:: Required task ::
Review the material line by line. Identify and copy every line that contains the string "screenshot".
————
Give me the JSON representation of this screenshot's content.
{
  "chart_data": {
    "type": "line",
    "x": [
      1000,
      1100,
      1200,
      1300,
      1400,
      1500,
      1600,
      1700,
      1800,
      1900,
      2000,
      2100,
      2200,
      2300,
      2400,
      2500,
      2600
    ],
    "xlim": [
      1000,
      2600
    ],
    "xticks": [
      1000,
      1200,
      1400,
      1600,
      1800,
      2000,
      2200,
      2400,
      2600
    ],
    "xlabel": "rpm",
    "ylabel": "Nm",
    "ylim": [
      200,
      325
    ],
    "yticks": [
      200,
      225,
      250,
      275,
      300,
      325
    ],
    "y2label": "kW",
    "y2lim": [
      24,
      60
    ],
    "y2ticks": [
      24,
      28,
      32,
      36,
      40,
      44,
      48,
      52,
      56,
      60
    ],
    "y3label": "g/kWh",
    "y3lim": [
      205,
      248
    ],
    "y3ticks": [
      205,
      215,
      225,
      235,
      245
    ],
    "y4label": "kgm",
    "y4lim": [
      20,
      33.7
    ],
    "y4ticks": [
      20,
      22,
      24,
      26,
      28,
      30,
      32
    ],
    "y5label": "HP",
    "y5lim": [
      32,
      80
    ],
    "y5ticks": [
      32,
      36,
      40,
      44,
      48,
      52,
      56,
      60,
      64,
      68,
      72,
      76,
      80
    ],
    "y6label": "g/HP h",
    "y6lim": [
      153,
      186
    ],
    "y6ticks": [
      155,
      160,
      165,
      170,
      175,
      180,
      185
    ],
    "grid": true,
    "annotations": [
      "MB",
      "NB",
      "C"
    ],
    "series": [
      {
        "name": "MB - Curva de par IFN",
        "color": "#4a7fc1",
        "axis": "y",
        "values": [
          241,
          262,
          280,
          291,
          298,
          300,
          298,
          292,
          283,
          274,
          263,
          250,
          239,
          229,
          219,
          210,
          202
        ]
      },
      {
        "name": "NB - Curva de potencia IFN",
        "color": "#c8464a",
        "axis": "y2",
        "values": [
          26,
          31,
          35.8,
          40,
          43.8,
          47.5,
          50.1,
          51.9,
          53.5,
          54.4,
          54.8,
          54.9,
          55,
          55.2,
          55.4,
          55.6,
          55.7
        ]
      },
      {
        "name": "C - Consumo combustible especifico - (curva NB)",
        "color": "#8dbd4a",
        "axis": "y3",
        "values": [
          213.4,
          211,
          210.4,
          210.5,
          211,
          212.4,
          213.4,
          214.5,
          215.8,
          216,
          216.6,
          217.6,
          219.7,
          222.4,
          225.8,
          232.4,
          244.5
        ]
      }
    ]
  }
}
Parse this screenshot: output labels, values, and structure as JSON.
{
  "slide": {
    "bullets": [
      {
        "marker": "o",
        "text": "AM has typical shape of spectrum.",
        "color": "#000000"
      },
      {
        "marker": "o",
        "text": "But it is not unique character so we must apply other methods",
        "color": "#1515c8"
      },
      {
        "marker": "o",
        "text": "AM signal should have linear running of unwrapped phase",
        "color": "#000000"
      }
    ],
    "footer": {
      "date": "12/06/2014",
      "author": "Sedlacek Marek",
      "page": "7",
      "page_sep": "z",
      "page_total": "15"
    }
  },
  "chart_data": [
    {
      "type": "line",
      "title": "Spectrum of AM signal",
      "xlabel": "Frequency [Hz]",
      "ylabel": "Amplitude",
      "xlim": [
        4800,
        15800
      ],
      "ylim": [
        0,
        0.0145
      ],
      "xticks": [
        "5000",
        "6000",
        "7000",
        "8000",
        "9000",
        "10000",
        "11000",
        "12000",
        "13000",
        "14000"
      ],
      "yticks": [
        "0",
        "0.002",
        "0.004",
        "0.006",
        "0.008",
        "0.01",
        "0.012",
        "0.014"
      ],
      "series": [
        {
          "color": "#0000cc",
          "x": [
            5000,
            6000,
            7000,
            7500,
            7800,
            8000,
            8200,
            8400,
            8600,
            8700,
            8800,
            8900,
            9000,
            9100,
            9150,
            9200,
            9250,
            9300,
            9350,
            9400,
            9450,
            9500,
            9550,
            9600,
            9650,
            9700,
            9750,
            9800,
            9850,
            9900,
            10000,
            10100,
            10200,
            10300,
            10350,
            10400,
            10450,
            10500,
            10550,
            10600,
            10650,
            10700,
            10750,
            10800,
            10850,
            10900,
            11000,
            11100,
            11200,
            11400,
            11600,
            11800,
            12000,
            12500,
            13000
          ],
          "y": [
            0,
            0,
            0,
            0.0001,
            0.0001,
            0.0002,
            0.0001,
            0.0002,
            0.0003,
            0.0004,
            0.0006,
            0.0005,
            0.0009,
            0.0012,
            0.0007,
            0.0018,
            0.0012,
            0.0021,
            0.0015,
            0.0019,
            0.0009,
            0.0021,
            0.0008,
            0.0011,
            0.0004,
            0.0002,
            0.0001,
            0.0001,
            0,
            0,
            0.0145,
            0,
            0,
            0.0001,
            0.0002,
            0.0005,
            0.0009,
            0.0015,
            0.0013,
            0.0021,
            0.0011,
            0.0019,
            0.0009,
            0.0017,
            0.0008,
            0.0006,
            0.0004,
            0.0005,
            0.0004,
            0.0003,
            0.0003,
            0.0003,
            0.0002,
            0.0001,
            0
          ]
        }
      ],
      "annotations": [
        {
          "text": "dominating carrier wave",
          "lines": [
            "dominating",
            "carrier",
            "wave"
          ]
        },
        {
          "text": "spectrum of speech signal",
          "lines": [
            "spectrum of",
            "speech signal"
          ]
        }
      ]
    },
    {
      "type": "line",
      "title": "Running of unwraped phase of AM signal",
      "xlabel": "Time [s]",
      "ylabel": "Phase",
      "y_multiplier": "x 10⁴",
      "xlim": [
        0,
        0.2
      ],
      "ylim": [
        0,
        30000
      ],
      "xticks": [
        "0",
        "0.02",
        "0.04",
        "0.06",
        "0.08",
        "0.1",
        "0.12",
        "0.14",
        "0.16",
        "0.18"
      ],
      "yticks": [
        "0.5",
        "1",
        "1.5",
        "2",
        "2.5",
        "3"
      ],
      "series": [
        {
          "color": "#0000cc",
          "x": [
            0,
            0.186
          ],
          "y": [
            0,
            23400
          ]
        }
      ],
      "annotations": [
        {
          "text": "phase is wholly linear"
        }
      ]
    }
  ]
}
————
:: Reply ::
Give me the JSON representation of this screenshot's content.
Parse this screenshot: output labels, values, and structure as JSON.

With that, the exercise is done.